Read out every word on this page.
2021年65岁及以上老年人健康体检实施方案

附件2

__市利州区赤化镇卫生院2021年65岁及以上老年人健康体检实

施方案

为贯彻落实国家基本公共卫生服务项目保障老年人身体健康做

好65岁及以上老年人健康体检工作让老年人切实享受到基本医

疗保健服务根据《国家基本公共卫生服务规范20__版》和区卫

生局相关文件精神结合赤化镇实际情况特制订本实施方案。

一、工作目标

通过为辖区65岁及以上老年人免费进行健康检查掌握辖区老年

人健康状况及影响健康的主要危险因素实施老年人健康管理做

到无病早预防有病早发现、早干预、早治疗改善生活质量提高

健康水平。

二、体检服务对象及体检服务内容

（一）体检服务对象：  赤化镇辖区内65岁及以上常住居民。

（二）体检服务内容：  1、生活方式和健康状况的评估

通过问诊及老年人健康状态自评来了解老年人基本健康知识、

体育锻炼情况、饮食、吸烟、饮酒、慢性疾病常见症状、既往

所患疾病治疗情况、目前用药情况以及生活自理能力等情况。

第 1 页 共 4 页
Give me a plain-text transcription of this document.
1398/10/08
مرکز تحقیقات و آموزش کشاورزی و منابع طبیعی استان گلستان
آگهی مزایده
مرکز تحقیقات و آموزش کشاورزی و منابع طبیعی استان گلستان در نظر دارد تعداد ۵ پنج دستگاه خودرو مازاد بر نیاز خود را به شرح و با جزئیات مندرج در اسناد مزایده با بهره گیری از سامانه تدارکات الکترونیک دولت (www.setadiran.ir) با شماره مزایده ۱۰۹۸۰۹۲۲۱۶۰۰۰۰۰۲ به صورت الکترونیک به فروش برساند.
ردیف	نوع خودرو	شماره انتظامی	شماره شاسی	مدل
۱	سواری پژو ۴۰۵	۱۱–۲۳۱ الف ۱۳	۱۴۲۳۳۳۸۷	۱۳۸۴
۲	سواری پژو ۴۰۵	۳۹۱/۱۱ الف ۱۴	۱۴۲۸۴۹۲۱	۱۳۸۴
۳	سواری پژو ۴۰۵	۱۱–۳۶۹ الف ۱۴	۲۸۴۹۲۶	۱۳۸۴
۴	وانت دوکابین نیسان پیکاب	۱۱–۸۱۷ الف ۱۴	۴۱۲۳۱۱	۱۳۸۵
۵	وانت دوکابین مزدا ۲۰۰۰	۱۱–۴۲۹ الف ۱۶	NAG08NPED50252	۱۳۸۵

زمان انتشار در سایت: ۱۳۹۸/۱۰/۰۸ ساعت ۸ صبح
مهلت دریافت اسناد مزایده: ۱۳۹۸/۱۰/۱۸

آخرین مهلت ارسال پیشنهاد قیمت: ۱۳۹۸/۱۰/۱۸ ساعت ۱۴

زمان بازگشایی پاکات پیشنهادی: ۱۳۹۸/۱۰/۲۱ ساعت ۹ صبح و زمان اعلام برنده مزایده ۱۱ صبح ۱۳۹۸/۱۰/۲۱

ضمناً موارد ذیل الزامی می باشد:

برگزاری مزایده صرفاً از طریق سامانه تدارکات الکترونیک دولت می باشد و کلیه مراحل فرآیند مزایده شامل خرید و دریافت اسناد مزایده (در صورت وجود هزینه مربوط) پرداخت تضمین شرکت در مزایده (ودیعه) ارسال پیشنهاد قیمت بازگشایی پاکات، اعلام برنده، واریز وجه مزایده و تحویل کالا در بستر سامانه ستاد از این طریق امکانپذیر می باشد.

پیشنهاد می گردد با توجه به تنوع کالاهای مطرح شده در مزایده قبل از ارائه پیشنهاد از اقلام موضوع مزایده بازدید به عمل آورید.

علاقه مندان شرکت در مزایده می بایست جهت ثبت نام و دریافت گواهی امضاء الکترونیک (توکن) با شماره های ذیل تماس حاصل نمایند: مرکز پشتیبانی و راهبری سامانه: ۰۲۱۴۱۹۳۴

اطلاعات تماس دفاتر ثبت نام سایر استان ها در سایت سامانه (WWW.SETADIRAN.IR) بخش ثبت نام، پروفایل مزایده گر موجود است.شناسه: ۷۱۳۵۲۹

Stated problem:
Copy every line above that includes the string "this".

Task output:
Read out every word on this page.
Give me a plain-text transcription of this document.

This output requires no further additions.